* [Input data]:
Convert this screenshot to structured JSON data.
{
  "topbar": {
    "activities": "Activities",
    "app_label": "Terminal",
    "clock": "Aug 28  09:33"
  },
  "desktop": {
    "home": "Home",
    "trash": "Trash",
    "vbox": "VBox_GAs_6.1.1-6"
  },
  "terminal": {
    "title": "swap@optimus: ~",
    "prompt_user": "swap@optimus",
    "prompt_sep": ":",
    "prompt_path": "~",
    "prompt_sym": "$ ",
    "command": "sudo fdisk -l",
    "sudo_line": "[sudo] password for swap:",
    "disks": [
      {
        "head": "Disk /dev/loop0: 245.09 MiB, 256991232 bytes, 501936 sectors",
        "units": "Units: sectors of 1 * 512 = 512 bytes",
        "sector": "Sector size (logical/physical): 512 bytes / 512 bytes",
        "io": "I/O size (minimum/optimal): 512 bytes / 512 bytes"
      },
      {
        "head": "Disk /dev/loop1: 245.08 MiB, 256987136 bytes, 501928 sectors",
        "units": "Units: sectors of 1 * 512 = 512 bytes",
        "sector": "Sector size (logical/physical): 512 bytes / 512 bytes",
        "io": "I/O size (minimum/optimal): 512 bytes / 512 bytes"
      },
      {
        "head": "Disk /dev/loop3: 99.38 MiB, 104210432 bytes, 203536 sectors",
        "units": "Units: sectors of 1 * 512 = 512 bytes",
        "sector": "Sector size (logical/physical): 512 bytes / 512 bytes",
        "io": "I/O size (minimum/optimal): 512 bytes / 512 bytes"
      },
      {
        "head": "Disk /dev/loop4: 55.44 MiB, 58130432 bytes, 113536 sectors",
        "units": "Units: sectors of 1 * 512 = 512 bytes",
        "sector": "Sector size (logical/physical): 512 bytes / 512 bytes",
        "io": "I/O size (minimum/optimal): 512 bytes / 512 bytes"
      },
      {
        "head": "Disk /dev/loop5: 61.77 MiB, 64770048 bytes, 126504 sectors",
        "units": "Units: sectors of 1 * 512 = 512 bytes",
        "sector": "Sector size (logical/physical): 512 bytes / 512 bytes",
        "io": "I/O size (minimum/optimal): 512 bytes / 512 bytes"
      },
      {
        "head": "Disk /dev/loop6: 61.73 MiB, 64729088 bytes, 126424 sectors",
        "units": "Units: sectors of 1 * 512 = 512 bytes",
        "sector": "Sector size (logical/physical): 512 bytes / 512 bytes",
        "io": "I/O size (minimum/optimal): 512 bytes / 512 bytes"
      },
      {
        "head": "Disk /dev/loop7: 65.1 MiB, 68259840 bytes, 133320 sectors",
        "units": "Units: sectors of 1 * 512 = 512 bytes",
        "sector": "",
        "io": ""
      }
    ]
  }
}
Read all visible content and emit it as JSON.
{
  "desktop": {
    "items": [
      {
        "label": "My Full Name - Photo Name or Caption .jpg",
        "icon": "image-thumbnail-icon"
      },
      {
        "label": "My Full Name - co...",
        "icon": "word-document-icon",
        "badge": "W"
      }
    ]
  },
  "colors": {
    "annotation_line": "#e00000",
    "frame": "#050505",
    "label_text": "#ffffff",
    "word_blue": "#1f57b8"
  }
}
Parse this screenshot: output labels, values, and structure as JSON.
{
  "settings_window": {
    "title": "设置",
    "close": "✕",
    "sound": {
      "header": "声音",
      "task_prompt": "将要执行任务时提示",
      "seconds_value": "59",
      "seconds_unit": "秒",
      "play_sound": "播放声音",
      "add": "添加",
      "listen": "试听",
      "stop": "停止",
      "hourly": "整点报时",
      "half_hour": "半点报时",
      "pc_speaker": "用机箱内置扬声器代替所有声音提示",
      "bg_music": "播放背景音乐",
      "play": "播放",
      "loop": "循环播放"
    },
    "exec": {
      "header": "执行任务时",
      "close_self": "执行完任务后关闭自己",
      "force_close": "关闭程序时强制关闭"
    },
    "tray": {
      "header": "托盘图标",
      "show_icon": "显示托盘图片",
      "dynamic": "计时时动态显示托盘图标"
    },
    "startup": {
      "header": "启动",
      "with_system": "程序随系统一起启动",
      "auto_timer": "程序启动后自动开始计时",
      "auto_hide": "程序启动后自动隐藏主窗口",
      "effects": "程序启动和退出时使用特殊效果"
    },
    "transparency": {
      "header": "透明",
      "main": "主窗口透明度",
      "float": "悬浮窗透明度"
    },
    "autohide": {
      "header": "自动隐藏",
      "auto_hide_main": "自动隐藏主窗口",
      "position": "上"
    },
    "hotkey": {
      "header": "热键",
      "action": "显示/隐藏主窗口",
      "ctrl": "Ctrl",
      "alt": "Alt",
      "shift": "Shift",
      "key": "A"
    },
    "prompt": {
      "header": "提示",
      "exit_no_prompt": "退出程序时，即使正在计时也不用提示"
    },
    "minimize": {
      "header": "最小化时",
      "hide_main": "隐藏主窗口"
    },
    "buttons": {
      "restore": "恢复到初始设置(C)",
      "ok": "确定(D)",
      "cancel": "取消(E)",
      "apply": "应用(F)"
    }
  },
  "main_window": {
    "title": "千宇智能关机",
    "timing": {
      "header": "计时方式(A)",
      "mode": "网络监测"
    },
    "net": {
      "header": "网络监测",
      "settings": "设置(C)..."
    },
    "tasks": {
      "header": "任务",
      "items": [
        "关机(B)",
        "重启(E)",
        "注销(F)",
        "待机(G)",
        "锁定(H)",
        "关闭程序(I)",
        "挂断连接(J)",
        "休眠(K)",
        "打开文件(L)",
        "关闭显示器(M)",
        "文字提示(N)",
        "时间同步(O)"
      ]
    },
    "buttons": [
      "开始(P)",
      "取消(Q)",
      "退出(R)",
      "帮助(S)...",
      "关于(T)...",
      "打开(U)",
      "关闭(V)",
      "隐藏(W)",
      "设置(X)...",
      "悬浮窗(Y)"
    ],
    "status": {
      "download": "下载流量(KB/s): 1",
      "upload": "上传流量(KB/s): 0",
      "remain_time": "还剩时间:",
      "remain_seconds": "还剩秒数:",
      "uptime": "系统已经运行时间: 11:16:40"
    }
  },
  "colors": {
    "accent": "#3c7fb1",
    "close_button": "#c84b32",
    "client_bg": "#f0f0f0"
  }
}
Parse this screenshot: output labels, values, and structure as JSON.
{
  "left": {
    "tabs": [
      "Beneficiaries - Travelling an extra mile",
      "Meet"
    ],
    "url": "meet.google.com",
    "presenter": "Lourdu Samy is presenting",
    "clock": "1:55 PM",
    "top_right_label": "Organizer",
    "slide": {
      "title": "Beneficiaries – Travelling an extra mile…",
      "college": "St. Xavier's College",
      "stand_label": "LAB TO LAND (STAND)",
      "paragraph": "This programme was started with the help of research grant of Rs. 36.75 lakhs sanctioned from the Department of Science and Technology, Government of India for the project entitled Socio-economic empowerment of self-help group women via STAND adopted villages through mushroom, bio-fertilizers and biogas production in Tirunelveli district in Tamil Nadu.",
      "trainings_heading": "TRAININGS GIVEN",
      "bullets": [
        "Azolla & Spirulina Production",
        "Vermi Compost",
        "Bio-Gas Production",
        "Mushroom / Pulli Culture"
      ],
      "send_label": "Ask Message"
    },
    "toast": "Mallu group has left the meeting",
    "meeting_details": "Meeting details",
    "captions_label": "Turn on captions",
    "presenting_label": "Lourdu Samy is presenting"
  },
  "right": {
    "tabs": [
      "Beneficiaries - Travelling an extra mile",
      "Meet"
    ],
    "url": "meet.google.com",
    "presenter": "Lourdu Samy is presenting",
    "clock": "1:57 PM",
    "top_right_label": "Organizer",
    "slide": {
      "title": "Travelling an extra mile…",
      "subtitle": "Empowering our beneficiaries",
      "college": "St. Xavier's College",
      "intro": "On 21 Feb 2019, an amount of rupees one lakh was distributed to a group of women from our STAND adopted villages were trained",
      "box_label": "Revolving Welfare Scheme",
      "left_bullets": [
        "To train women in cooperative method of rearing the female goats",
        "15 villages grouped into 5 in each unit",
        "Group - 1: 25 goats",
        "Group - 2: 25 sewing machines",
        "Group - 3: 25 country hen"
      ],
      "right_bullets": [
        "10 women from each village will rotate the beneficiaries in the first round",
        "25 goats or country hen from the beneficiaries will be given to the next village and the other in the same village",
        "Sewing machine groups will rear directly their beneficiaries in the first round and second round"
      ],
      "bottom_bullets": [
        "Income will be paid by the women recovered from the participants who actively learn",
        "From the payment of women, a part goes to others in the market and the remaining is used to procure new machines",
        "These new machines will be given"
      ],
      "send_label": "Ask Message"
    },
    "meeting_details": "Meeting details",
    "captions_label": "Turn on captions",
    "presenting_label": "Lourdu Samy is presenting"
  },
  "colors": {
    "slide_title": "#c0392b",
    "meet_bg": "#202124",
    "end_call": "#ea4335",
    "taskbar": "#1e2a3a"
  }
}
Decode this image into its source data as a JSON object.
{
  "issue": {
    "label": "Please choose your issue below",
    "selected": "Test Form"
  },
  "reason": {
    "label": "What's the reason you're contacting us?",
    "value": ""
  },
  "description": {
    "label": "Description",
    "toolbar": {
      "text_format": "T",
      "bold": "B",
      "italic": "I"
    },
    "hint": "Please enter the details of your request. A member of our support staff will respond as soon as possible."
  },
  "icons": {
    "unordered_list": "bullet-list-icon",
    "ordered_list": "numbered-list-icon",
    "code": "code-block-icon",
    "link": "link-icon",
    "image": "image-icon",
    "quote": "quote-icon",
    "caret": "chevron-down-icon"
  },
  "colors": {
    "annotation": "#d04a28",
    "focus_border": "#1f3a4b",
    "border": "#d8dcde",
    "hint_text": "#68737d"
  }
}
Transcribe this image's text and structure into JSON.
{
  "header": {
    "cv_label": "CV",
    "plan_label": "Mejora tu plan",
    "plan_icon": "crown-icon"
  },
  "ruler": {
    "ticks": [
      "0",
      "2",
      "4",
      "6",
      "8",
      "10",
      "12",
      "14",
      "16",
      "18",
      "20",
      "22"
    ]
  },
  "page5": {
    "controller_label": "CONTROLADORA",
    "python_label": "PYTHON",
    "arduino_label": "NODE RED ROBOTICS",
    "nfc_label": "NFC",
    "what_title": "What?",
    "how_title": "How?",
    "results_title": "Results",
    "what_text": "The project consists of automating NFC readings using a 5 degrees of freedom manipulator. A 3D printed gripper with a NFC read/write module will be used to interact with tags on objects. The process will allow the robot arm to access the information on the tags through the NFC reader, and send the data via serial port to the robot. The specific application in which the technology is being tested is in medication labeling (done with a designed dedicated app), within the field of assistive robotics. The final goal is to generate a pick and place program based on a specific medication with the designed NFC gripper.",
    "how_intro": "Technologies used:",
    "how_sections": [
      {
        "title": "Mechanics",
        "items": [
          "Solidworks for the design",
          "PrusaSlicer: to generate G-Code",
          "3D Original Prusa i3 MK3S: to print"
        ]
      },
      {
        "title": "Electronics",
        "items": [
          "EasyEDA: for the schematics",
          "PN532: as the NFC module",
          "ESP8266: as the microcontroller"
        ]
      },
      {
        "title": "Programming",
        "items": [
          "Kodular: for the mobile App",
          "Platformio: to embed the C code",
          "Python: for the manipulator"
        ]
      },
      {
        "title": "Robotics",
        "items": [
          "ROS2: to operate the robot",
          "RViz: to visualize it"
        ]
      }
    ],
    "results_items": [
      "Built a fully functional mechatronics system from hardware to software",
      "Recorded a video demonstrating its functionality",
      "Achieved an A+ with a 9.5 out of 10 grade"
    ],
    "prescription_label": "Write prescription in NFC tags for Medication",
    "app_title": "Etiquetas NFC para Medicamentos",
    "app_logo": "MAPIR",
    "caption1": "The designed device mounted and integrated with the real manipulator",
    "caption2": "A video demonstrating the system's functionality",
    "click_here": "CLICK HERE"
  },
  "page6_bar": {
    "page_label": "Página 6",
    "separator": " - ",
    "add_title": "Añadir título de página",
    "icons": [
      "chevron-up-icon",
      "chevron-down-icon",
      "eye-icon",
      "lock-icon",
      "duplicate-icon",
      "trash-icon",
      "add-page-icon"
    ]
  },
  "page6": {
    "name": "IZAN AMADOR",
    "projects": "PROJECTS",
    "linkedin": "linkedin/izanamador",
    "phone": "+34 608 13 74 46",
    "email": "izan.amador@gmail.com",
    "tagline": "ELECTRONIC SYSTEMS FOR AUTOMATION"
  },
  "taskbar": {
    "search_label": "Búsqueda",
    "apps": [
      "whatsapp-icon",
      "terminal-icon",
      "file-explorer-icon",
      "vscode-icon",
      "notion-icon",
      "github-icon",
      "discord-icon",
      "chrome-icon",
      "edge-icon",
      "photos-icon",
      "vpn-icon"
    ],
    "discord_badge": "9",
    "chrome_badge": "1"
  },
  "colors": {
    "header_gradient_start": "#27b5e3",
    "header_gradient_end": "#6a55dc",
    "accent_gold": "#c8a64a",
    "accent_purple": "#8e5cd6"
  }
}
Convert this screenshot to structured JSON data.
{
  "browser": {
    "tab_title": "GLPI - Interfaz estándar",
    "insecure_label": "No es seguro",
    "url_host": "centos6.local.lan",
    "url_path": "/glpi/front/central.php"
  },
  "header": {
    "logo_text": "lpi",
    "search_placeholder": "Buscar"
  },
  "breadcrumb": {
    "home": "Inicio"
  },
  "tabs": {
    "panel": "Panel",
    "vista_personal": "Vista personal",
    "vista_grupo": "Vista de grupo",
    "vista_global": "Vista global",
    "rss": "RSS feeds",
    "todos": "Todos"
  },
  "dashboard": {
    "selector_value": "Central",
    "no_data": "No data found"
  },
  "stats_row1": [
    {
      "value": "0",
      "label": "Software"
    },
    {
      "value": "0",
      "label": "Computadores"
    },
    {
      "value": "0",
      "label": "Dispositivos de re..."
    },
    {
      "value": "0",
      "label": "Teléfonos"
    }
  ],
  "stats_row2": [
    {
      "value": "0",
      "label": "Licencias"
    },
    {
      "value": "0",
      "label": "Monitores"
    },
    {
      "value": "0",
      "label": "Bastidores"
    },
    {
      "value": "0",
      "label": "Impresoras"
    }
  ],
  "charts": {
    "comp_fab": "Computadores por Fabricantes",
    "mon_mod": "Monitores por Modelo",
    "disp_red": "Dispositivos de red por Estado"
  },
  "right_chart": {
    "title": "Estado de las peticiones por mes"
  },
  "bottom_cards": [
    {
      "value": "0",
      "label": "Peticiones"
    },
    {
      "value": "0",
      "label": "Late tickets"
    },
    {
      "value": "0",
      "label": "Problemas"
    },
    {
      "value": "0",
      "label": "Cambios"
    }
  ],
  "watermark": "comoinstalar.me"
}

* [Task to complete]: Which lines in the data above contain "goats"? Show each one.

* [Exercise solution]:
        "To train women in cooperative method of rearing the female goats",
        "Group - 1: 25 goats",
        "25 goats or country hen from the beneficiaries will be given to the next village and the other in the same village",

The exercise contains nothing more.